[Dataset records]
>> Start

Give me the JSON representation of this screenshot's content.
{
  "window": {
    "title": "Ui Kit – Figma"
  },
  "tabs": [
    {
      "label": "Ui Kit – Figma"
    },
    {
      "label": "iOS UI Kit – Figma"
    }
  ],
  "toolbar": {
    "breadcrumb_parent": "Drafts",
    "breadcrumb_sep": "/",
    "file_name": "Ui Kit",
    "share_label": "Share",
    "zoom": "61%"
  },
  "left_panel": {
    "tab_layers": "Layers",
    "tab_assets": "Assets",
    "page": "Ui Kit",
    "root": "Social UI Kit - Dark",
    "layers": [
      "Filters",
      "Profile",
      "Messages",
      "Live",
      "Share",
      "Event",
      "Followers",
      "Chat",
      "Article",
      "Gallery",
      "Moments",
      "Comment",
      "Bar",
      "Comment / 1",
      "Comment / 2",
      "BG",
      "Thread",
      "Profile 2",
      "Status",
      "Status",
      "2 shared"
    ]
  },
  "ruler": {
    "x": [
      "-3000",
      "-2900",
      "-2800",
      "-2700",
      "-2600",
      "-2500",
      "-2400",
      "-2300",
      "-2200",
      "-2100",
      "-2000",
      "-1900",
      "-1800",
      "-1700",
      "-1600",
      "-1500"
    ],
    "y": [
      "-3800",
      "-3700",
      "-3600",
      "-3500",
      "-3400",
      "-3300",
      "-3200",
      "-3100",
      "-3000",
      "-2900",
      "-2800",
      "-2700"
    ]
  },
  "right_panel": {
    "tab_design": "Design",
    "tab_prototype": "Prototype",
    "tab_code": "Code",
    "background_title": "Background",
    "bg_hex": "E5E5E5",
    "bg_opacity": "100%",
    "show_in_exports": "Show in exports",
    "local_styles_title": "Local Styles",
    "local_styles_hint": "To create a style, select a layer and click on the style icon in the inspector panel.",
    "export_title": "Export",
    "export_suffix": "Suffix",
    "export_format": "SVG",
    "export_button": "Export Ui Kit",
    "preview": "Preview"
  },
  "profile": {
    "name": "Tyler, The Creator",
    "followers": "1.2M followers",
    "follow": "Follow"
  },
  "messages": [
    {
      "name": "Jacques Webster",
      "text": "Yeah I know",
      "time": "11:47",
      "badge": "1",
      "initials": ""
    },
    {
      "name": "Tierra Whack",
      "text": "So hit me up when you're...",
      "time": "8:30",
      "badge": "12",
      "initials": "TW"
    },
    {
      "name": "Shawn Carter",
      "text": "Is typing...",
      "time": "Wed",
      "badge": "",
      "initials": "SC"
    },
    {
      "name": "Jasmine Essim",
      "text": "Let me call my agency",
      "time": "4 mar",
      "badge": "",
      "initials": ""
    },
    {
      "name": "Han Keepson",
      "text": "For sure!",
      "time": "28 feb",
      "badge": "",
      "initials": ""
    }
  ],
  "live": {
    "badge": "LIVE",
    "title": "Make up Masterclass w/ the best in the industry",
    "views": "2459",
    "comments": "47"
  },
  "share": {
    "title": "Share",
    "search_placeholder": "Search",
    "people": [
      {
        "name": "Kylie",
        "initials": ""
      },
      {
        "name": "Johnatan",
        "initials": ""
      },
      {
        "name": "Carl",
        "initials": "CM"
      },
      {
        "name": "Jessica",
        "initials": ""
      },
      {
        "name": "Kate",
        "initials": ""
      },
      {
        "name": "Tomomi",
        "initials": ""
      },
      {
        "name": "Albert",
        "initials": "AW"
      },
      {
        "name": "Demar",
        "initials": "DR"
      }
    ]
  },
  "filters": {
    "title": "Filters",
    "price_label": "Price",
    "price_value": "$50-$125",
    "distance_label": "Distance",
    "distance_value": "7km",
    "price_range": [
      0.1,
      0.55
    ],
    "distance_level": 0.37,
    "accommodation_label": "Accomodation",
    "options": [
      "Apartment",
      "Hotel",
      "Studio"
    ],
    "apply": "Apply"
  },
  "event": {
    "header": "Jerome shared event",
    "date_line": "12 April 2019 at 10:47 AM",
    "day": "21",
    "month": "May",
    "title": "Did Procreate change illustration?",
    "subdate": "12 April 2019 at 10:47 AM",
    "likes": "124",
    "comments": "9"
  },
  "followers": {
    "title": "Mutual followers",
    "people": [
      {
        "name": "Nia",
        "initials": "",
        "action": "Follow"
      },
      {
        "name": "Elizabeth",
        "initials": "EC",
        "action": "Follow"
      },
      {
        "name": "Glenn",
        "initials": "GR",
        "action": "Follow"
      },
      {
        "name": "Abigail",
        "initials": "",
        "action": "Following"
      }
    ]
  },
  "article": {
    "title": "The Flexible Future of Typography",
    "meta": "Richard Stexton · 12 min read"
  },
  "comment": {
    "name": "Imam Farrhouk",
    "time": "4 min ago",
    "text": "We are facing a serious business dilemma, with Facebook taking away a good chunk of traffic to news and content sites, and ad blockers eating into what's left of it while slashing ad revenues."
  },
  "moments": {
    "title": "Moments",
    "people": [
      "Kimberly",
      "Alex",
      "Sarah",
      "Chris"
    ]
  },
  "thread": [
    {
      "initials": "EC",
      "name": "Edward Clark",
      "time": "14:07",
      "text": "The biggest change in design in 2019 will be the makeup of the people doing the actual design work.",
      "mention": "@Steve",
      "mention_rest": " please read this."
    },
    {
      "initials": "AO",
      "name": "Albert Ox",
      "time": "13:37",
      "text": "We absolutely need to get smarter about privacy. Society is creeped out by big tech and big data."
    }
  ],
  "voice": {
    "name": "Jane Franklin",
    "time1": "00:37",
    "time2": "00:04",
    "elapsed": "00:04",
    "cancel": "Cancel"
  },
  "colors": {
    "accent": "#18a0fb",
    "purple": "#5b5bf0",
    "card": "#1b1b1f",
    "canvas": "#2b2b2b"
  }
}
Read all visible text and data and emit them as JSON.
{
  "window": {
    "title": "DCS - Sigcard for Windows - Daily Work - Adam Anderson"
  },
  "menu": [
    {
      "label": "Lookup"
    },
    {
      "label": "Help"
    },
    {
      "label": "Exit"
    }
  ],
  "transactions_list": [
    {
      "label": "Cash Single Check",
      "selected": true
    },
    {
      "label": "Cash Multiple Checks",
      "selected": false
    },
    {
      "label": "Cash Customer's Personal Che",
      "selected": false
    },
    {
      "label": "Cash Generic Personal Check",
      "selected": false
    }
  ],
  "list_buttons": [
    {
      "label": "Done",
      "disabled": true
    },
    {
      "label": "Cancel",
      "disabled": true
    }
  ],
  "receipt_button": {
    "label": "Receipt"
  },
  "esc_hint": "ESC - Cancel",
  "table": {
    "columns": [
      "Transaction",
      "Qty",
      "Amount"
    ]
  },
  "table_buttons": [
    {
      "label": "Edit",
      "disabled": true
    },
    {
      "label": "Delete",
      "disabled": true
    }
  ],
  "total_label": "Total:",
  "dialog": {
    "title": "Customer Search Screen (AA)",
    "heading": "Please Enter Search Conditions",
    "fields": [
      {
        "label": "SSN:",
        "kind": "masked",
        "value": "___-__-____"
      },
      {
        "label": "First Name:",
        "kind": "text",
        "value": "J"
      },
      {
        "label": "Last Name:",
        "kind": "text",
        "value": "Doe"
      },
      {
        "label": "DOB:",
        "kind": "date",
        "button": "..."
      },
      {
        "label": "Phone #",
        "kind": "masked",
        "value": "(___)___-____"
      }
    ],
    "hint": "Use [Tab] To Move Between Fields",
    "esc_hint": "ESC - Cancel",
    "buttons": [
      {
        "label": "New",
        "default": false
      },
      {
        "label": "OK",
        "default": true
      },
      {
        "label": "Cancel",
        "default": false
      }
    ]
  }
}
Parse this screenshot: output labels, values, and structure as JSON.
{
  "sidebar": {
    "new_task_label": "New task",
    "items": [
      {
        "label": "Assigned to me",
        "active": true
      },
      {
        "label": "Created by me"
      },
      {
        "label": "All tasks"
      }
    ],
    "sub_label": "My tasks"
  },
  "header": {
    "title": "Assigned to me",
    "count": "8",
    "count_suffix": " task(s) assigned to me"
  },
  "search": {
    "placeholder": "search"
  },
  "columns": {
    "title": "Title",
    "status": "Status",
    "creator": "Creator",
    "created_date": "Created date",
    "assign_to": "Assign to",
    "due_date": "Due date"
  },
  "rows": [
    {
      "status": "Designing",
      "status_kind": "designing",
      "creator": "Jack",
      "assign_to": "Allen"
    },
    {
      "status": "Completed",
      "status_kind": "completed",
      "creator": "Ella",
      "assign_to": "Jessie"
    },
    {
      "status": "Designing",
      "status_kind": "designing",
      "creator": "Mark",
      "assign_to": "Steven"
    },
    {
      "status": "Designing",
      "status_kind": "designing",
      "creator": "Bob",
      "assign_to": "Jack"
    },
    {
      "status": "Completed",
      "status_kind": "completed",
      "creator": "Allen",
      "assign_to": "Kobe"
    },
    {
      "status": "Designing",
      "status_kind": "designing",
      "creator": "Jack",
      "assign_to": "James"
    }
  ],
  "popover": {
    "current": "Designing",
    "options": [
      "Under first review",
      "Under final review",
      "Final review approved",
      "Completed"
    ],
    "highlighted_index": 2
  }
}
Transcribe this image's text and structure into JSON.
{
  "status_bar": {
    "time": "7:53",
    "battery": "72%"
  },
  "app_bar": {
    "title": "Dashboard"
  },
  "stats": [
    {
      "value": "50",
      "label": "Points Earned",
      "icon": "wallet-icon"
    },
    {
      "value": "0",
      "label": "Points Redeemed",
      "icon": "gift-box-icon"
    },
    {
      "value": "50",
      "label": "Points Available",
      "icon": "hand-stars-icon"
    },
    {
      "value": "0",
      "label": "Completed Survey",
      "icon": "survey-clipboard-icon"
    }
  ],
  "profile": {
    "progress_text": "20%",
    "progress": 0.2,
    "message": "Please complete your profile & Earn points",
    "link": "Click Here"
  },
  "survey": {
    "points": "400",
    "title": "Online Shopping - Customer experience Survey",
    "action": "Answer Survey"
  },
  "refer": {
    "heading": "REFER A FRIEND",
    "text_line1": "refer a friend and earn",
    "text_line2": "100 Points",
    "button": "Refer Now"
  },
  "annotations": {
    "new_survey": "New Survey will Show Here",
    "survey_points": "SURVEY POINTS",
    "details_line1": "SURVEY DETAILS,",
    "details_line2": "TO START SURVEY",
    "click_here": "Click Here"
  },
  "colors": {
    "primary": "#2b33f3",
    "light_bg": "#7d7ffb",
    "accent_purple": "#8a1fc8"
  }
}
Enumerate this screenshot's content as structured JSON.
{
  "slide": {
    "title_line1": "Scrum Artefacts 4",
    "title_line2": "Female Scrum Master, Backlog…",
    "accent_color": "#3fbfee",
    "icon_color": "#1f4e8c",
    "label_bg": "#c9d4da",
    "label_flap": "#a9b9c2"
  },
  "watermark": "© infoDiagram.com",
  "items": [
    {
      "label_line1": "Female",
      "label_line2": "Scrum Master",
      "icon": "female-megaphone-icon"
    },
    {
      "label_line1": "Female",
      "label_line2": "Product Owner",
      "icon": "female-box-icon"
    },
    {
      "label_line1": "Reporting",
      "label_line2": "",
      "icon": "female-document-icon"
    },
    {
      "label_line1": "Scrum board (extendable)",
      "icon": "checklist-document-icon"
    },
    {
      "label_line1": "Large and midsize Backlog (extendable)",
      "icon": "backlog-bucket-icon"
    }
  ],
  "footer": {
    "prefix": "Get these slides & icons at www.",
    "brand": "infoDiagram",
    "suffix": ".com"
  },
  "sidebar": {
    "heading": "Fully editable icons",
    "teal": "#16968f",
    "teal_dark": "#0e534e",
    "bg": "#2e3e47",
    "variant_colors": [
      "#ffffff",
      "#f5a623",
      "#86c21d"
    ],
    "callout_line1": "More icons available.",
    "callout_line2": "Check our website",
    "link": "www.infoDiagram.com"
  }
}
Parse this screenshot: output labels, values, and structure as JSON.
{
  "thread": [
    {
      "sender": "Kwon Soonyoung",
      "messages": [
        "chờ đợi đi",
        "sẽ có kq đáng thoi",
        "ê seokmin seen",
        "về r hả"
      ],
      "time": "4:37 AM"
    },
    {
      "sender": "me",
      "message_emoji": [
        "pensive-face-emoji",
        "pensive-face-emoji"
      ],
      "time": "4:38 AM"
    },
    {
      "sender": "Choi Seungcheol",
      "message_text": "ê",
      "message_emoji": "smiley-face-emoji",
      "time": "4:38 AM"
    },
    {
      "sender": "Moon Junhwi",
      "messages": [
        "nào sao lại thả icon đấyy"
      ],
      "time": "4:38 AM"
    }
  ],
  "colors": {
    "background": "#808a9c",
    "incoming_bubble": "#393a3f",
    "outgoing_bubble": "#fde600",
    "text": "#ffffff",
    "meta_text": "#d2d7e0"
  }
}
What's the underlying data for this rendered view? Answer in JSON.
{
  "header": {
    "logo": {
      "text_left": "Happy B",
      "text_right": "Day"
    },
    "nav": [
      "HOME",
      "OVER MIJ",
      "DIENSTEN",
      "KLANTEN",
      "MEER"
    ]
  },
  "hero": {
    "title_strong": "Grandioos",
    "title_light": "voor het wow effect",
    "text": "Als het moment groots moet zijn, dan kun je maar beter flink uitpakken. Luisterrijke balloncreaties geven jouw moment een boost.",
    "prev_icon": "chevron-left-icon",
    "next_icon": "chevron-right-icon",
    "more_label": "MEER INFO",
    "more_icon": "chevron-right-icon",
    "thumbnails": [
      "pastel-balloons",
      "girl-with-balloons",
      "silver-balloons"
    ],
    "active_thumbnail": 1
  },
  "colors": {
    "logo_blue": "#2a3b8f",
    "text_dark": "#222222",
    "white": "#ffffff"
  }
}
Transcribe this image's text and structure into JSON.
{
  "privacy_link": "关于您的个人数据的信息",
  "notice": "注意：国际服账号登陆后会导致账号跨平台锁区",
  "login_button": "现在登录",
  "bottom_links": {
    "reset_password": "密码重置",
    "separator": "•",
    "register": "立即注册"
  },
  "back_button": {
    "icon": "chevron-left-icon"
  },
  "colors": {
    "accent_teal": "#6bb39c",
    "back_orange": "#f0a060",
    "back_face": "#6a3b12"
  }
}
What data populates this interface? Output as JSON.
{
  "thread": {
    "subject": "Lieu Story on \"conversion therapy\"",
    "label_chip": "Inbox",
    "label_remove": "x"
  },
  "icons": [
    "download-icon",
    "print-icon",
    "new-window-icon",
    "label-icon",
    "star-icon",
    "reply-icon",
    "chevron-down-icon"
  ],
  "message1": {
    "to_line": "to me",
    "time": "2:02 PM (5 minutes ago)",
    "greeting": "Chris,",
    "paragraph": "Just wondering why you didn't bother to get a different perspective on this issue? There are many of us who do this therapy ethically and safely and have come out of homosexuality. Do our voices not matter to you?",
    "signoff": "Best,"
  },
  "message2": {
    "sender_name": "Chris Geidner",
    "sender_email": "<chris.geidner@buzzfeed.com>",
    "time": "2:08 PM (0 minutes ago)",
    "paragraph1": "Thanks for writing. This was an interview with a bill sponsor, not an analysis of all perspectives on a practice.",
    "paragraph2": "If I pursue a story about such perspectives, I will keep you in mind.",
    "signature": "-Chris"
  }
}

>> End

> _Given request_: Find the string "will" in the entries above and return each line that holds it.

> _Answer to this exercise_:
      "text": "The biggest change in design in 2019 will be the makeup of the people doing the actual design work.",
    "new_survey": "New Survey will Show Here",
    "paragraph2": "If I pursue a story about such perspectives, I will keep you in mind.",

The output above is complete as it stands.